-- Requirements --
Write out, precisely and in full, each line of the material.

-- Data to process --
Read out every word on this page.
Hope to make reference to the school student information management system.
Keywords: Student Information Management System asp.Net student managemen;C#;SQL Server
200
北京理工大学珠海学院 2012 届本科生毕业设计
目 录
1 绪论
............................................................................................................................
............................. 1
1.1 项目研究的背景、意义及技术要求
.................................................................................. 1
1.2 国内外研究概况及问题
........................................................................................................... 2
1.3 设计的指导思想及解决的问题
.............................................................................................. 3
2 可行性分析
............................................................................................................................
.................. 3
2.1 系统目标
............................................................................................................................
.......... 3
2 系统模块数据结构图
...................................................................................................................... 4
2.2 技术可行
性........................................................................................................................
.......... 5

-- Answer for the task --
Read out every word on this page.
Hope to make reference to the school student information management system.
Keywords: Student Information Management System asp.Net student managemen;C#;SQL Server
200
北京理工大学珠海学院 2012 届本科生毕业设计
目 录
1 绪论
............................................................................................................................
............................. 1
1.1 项目研究的背景、意义及技术要求
.................................................................................. 1
1.2 国内外研究概况及问题
........................................................................................................... 2
1.3 设计的指导思想及解决的问题
.............................................................................................. 3
2 可行性分析
............................................................................................................................
.................. 3
2.1 系统目标
............................................................................................................................
.......... 3
2 系统模块数据结构图
...................................................................................................................... 4
2.2 技术可行
性........................................................................................................................
.......... 5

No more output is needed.